**Exercise objective**
Where does the string "South" appear? Copy every line of the entries below that holds it.

-- START OF Dataset content --

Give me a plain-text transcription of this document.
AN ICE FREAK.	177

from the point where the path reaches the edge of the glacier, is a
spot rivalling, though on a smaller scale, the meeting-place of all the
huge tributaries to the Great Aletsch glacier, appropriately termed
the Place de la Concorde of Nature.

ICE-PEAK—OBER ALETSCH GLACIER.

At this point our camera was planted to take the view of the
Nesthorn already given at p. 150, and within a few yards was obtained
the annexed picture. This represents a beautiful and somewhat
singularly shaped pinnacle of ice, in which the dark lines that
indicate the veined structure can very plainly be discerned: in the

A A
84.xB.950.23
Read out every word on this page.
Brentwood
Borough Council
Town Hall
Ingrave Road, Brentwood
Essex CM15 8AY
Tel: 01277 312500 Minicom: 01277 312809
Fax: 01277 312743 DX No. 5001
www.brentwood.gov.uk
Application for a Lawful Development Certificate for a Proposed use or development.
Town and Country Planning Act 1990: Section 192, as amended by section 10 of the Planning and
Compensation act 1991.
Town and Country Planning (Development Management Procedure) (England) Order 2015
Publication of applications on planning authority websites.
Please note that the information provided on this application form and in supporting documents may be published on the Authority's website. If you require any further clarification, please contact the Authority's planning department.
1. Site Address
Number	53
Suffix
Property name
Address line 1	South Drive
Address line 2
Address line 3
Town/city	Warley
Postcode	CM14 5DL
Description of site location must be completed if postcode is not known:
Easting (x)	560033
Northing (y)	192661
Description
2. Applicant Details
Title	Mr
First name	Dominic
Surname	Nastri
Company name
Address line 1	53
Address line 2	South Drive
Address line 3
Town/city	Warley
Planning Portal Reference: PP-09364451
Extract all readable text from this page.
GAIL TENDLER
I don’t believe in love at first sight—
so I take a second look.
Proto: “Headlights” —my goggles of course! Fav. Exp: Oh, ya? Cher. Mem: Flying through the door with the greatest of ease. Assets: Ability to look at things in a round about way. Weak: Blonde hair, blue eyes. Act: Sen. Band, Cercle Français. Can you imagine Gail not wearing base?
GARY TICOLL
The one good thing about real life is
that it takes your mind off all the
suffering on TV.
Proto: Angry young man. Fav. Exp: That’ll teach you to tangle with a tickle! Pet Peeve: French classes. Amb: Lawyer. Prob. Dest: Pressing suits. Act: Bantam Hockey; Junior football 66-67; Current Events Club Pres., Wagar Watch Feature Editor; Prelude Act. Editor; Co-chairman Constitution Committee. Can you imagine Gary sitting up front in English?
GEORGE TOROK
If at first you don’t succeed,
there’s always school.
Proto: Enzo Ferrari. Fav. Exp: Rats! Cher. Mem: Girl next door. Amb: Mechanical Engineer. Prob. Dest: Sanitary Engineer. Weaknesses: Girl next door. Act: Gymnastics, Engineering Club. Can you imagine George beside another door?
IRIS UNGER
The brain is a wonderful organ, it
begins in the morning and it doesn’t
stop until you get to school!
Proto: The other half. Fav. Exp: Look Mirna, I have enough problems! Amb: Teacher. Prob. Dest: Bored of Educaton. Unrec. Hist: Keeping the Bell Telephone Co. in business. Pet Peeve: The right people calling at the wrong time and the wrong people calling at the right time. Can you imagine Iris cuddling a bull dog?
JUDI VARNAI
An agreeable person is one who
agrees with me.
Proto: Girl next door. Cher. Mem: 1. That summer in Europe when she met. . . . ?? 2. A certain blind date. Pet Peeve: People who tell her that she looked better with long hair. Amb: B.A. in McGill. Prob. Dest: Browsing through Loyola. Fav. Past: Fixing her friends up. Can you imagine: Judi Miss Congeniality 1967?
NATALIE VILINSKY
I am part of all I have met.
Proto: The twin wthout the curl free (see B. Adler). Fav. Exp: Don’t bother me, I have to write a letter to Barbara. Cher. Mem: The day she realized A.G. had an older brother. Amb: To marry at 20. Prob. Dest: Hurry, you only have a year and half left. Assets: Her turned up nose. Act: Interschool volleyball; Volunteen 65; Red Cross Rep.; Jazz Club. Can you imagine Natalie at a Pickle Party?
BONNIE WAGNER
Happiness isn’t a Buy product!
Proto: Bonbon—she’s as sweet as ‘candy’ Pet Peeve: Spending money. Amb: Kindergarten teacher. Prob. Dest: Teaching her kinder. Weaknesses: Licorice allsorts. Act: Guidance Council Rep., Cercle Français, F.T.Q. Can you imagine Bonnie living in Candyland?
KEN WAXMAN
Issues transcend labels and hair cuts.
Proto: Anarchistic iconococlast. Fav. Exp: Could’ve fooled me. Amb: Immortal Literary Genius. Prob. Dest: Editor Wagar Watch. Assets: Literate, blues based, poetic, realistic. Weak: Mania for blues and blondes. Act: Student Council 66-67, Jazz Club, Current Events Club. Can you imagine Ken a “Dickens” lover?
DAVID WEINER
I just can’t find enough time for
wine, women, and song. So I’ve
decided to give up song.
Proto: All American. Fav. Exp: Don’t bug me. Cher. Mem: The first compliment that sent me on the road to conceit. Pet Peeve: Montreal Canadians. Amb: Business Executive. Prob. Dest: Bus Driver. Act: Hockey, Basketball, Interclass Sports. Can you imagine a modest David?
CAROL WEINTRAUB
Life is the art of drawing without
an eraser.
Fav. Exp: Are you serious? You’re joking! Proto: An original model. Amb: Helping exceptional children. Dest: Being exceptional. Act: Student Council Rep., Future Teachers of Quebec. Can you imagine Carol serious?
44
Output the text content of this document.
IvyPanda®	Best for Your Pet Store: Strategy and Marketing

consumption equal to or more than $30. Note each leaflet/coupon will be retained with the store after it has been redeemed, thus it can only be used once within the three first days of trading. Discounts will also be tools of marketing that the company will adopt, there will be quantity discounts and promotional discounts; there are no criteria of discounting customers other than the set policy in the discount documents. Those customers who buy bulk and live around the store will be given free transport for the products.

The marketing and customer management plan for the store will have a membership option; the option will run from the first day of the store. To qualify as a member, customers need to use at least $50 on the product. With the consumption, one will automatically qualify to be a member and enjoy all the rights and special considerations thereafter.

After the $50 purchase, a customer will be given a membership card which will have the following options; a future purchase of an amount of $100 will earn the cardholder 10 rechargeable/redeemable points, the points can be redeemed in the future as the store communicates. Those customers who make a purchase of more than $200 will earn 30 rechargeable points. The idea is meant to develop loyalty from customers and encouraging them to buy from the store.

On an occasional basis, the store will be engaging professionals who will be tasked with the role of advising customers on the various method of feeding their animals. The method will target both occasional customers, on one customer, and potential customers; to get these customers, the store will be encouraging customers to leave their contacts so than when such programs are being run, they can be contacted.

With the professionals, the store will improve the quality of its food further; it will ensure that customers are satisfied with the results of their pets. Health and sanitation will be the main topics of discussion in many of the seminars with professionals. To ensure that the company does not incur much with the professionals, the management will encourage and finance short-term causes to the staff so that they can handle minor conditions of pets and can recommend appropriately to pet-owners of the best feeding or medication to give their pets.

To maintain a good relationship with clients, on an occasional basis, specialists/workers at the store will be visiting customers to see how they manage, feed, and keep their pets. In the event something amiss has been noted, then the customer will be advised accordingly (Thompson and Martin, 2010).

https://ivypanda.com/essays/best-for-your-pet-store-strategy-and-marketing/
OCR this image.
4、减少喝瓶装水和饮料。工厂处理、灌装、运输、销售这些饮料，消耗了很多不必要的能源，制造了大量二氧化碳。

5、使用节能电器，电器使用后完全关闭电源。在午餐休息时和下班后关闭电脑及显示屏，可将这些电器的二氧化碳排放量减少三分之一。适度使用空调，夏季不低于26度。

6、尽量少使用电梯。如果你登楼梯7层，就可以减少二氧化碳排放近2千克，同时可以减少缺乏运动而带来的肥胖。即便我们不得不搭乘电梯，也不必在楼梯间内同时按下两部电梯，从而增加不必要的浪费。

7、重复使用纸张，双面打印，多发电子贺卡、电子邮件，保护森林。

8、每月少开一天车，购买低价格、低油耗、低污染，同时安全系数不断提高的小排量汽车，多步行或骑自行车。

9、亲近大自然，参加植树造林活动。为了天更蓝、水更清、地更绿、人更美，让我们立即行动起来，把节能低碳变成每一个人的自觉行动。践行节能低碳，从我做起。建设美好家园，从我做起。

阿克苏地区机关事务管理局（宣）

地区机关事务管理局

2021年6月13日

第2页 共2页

-- END OF Dataset content --

**Solved problem**
Address line 1	South Drive
Address line 2	South Drive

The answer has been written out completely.